**Your objective:** Repeat the entire listing exactly.

(Records excerpted from a collection)
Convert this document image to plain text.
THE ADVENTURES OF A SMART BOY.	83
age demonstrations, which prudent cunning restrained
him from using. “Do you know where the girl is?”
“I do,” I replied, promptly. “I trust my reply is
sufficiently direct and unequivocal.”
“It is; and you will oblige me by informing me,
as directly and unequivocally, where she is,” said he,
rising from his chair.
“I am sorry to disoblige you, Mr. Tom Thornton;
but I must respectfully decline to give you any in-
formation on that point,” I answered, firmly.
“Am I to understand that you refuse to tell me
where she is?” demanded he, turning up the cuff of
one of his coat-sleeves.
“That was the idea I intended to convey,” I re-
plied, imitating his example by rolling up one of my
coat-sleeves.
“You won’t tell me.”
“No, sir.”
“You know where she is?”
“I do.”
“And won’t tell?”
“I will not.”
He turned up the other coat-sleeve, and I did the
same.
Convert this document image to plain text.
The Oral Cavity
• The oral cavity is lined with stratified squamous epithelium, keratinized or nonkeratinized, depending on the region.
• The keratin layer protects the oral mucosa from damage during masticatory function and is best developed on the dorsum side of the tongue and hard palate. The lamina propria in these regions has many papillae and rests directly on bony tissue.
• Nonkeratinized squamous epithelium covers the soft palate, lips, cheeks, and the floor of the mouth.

**Result for this task:**
Convert this document image to plain text.
THE ADVENTURES OF A SMART BOY.	83
age demonstrations, which prudent cunning restrained
him from using. “Do you know where the girl is?”
“I do,” I replied, promptly. “I trust my reply is
sufficiently direct and unequivocal.”
“It is; and you will oblige me by informing me,
as directly and unequivocally, where she is,” said he,
rising from his chair.
“I am sorry to disoblige you, Mr. Tom Thornton;
but I must respectfully decline to give you any in-
formation on that point,” I answered, firmly.
“Am I to understand that you refuse to tell me
where she is?” demanded he, turning up the cuff of
one of his coat-sleeves.
“That was the idea I intended to convey,” I re-
plied, imitating his example by rolling up one of my
coat-sleeves.
“You won’t tell me.”
“No, sir.”
“You know where she is?”
“I do.”
“And won’t tell?”
“I will not.”
He turned up the other coat-sleeve, and I did the
same.
Convert this document image to plain text.
The Oral Cavity
• The oral cavity is lined with stratified squamous epithelium, keratinized or nonkeratinized, depending on the region.
• The keratin layer protects the oral mucosa from damage during masticatory function and is best developed on the dorsum side of the tongue and hard palate. The lamina propria in these regions has many papillae and rests directly on bony tissue.
• Nonkeratinized squamous epithelium covers the soft palate, lips, cheeks, and the floor of the mouth.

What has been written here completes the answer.